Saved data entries

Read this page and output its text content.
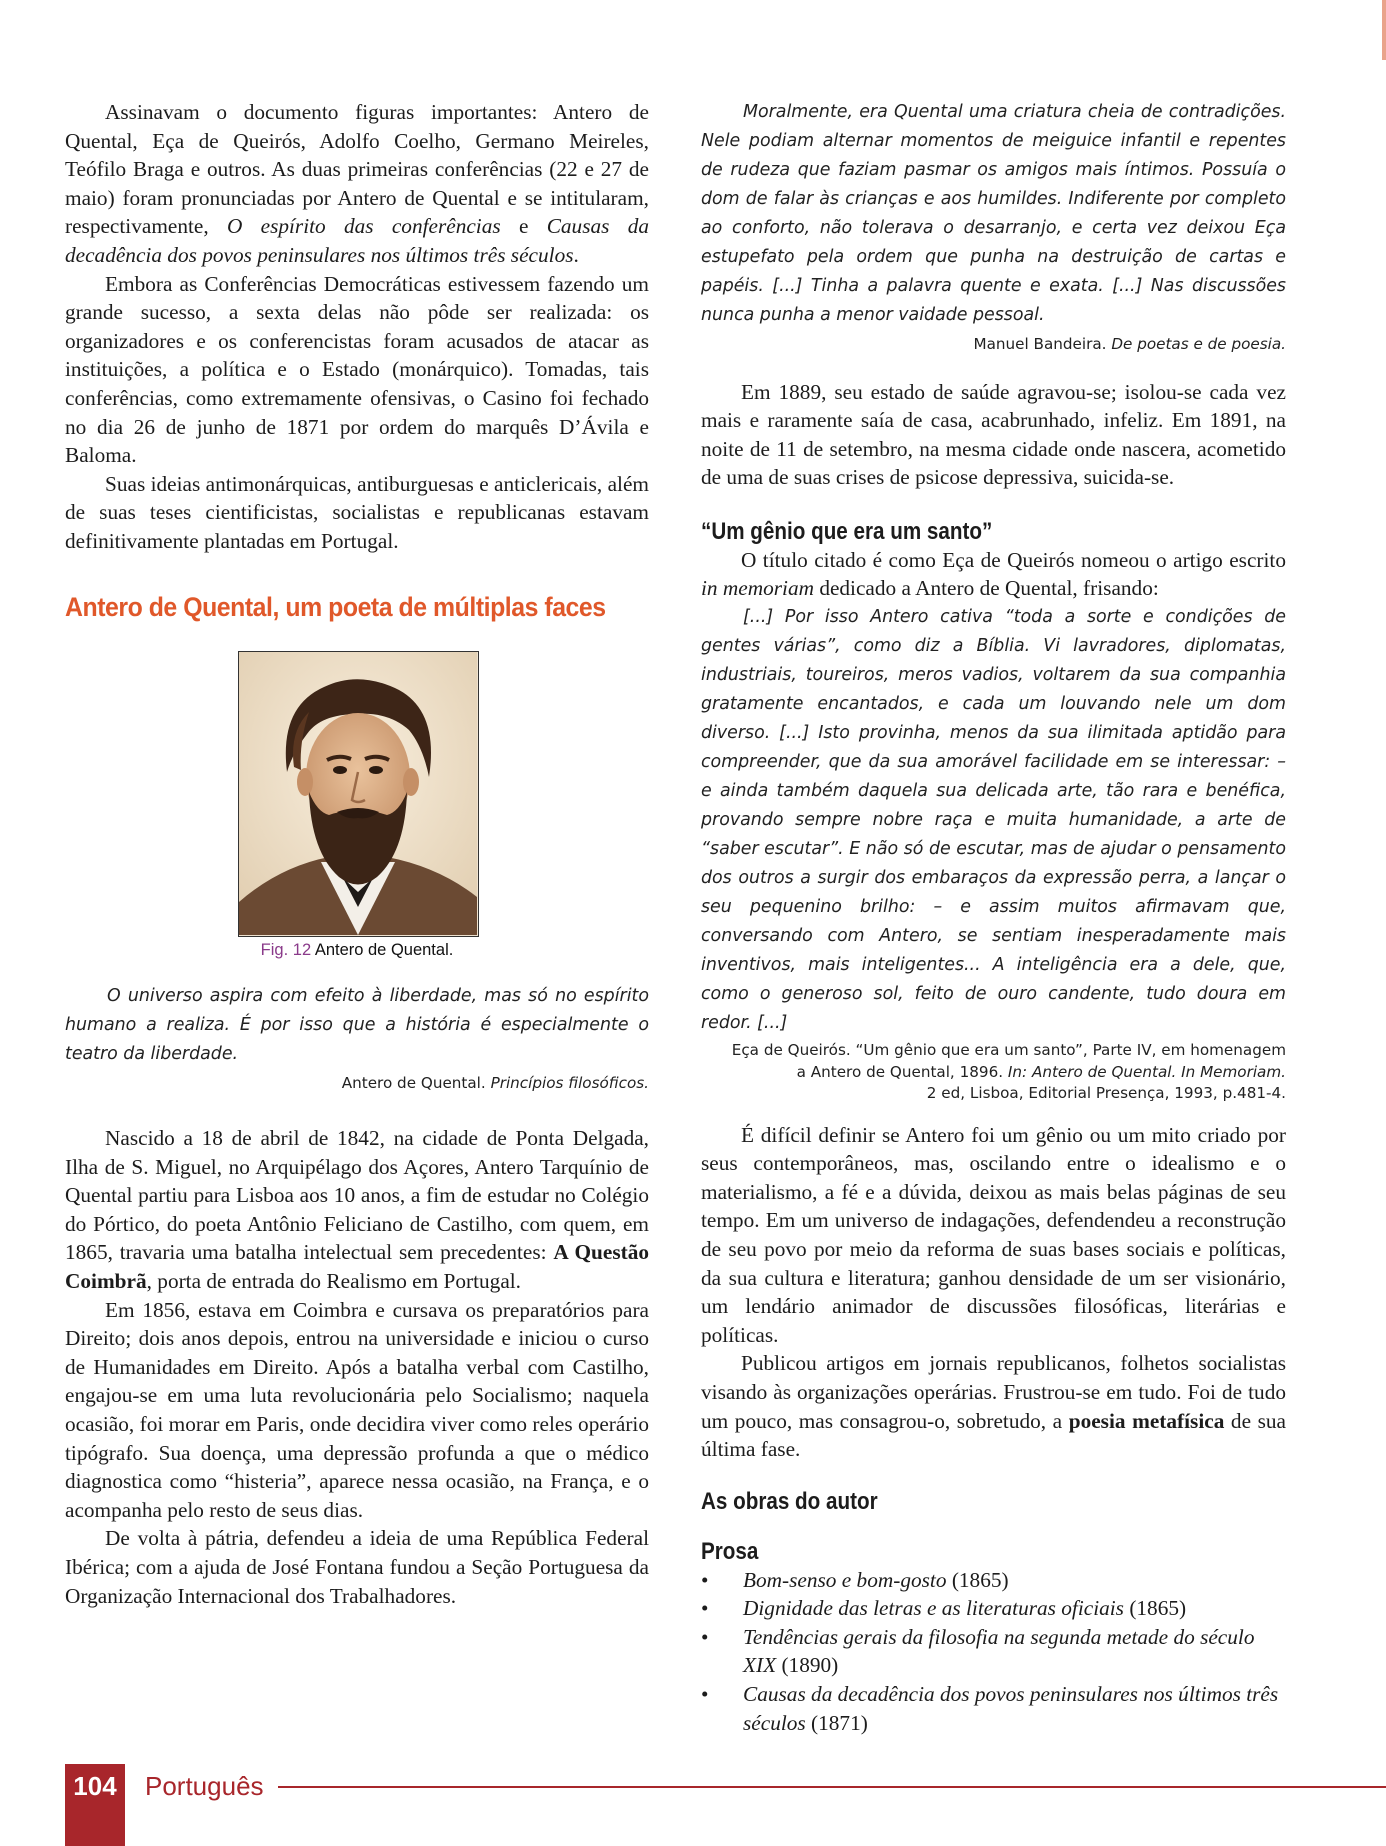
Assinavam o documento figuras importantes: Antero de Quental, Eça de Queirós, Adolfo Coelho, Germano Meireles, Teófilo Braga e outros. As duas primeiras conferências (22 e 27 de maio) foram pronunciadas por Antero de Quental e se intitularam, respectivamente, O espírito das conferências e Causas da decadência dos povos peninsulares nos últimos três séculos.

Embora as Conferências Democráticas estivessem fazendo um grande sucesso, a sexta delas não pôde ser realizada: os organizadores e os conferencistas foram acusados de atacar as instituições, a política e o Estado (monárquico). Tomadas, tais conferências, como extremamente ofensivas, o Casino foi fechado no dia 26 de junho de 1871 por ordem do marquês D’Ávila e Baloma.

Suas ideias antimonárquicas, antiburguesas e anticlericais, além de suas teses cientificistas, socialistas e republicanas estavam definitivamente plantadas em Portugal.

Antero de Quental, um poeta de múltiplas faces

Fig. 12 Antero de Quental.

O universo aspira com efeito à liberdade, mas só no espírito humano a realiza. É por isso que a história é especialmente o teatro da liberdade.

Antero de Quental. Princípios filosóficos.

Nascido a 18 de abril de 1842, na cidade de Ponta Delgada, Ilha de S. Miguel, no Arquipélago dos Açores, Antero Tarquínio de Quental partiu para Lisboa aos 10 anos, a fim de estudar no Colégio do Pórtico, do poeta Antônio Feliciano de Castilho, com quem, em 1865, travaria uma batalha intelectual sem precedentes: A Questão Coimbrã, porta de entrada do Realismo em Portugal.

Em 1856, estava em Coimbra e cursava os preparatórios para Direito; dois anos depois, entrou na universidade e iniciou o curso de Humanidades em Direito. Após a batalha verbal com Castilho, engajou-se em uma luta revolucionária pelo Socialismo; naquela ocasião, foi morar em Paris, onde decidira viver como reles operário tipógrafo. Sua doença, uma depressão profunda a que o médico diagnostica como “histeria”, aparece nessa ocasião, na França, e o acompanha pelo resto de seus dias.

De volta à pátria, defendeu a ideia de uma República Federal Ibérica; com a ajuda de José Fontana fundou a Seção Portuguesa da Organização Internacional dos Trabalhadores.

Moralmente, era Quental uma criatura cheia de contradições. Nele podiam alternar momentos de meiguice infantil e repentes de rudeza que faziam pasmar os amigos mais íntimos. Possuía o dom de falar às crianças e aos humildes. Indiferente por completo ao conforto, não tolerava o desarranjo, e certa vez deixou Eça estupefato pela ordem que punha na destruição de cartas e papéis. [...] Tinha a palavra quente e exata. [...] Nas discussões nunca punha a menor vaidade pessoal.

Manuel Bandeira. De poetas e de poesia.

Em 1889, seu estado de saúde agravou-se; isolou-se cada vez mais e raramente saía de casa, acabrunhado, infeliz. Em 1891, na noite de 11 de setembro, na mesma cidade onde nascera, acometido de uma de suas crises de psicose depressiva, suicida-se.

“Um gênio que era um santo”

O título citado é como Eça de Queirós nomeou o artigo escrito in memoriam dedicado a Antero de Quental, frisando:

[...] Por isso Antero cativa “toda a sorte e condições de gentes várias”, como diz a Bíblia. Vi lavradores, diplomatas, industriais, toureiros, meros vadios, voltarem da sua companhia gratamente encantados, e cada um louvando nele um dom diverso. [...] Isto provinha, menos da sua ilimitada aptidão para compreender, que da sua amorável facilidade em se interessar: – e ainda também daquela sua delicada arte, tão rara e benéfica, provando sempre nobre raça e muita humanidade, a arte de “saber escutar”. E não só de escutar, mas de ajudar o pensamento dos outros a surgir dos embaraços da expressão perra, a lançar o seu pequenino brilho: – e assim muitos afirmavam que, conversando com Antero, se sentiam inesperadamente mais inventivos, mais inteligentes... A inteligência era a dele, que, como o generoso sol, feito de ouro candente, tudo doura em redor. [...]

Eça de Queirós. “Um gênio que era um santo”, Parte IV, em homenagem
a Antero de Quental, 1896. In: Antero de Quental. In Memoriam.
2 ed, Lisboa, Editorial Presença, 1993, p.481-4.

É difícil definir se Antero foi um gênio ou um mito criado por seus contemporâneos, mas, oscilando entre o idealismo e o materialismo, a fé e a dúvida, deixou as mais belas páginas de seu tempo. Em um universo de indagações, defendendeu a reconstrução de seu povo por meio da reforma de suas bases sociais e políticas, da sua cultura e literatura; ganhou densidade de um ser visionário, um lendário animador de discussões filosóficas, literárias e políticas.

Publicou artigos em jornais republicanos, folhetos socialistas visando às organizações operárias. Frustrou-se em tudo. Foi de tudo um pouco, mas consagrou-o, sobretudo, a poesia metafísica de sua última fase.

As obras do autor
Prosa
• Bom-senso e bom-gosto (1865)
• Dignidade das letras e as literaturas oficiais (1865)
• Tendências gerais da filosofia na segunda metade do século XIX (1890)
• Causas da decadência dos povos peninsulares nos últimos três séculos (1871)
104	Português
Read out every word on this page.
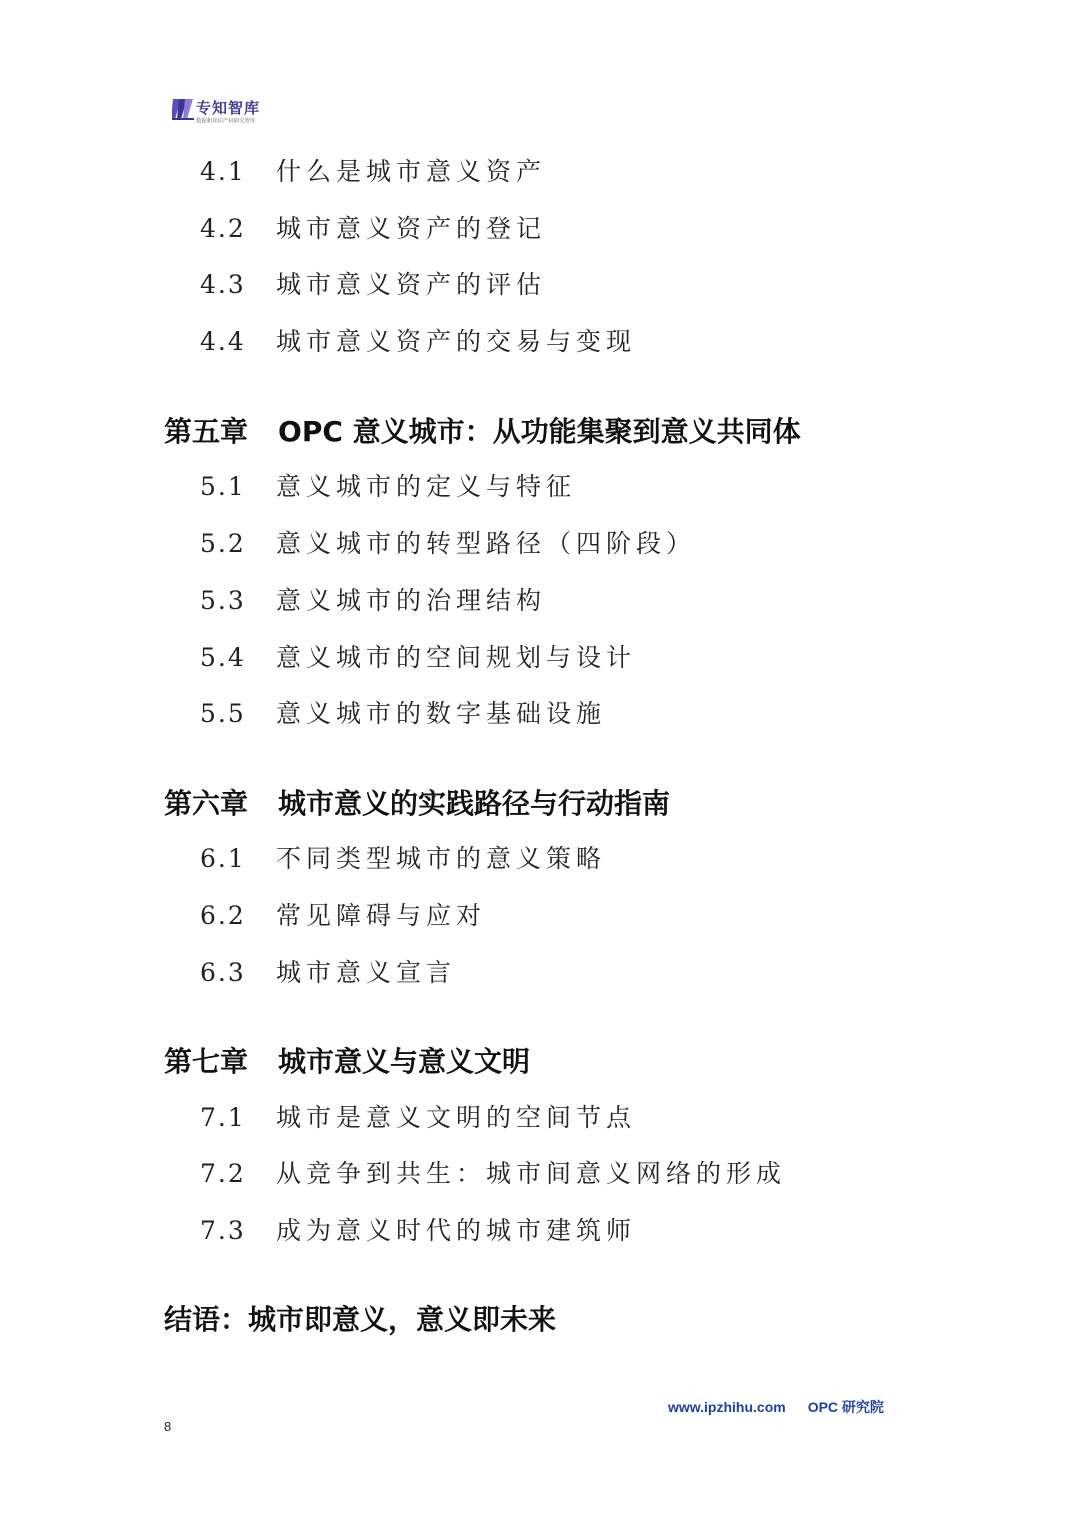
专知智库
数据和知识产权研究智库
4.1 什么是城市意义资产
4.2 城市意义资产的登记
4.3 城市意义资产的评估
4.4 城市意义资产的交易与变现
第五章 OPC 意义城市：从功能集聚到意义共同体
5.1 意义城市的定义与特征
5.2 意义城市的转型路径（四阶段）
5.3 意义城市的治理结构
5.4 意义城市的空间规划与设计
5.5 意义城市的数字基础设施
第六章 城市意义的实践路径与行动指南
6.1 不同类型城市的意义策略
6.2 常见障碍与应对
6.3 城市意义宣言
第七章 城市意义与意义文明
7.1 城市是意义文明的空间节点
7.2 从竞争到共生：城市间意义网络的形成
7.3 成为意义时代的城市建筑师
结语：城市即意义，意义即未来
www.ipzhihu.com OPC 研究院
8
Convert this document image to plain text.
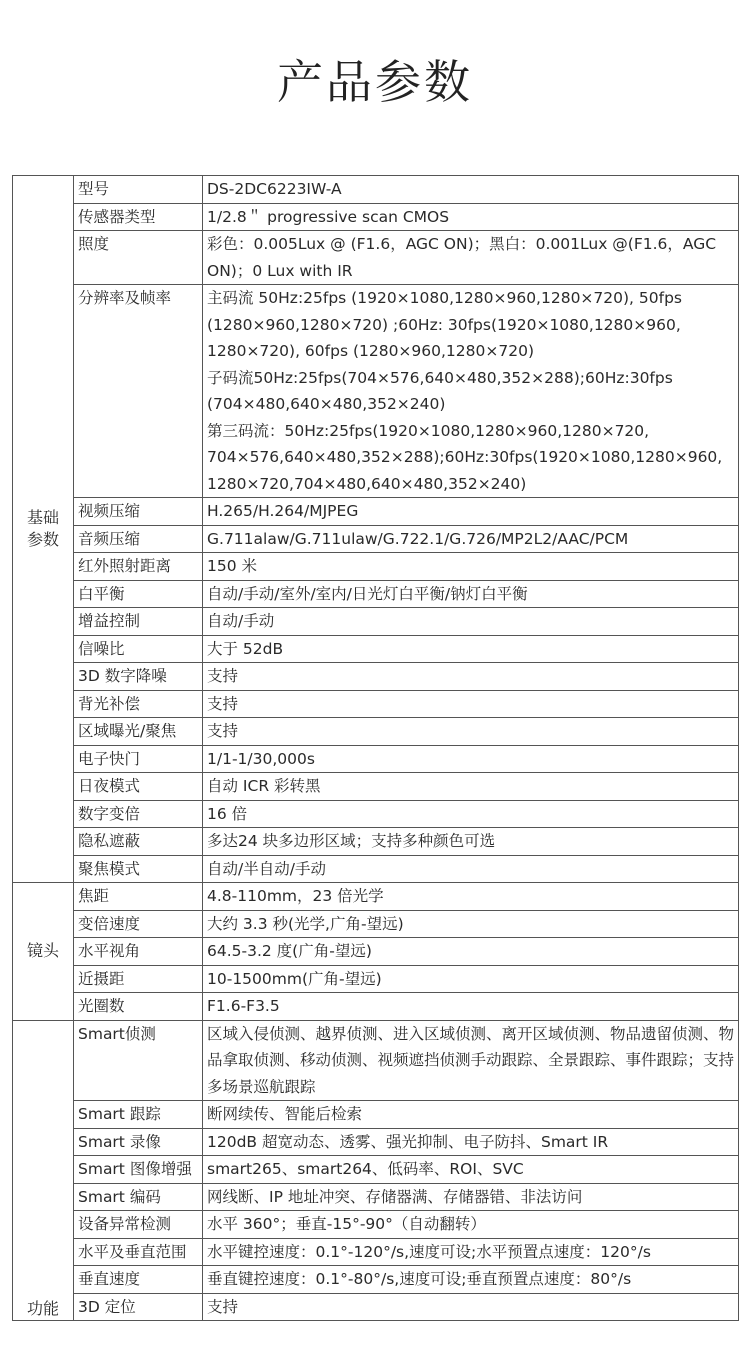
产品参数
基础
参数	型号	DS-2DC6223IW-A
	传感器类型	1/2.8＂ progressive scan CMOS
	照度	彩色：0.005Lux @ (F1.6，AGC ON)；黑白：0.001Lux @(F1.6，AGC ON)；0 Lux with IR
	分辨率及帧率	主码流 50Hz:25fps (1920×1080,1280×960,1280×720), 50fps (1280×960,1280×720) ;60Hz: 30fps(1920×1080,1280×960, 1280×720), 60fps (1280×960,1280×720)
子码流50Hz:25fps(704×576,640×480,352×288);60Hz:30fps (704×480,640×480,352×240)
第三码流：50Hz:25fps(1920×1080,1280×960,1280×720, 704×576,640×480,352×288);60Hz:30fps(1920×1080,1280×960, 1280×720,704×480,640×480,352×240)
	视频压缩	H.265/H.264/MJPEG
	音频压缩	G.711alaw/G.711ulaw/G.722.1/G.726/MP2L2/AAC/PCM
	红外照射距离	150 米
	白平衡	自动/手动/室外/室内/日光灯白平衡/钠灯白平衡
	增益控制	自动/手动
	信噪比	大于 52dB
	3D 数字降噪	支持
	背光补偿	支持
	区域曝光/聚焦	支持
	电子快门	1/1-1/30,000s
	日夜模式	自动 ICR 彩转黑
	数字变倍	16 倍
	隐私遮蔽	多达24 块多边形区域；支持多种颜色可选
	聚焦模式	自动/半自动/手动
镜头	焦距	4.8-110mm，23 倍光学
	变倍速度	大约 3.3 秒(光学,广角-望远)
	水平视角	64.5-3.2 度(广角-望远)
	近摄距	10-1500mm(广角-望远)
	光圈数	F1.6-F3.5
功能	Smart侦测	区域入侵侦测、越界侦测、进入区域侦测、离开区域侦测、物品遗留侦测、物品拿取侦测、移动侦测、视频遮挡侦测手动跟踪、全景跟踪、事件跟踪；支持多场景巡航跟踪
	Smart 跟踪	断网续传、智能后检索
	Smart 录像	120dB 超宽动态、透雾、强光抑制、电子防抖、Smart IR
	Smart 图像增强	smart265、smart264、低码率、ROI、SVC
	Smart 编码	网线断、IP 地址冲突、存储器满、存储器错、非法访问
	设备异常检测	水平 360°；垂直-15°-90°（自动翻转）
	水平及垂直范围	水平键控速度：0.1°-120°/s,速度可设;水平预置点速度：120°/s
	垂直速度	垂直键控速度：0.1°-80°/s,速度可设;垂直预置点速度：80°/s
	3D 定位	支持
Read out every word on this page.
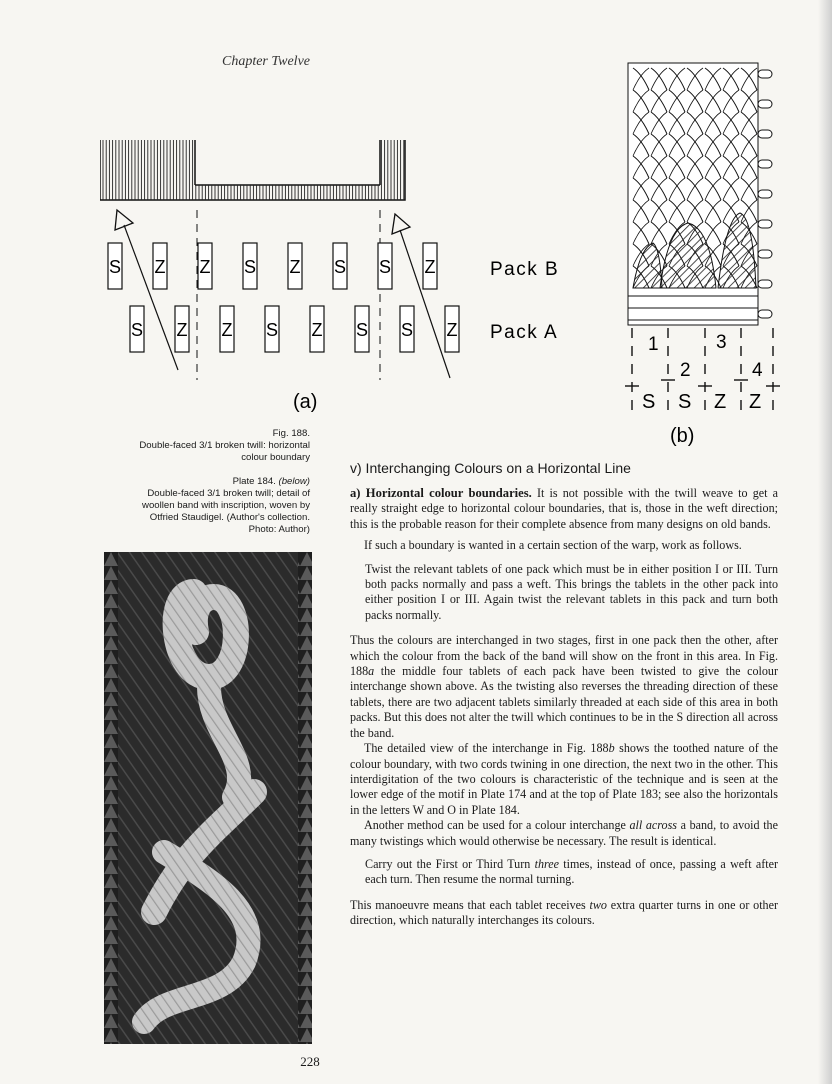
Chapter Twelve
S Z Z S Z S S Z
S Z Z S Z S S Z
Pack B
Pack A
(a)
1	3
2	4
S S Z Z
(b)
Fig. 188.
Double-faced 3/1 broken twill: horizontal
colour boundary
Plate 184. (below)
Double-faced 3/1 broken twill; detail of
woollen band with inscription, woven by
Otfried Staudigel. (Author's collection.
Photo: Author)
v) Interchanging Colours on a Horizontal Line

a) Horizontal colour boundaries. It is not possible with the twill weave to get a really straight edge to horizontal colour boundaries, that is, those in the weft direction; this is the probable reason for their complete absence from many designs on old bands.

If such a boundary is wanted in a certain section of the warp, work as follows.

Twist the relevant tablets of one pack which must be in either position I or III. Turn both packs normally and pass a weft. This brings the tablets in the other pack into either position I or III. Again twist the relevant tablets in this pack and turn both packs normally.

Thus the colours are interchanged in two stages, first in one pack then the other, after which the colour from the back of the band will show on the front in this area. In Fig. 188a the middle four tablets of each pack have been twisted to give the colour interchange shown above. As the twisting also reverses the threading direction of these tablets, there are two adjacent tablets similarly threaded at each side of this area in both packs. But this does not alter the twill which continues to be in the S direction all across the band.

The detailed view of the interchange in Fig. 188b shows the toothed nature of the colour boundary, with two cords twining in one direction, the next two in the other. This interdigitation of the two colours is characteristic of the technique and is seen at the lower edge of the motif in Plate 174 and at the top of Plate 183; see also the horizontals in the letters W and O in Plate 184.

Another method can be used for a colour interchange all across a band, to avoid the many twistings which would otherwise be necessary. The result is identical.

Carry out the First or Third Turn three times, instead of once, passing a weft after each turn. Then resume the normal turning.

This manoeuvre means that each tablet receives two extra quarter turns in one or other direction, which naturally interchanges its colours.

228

= Task to complete =
Above are the records; copy every line in them that holds the word "Queirós".

= Finished exercise =
Assinavam o documento figuras importantes: Antero de Quental, Eça de Queirós, Adolfo Coelho, Germano Meireles, Teófilo Braga e outros. As duas primeiras conferências (22 e 27 de maio) foram pronunciadas por Antero de Quental e se intitularam, respectivamente, O espírito das conferências e Causas da decadência dos povos peninsulares nos últimos três séculos.
O título citado é como Eça de Queirós nomeou o artigo escrito in memoriam dedicado a Antero de Quental, frisando:
Eça de Queirós. “Um gênio que era um santo”, Parte IV, em homenagem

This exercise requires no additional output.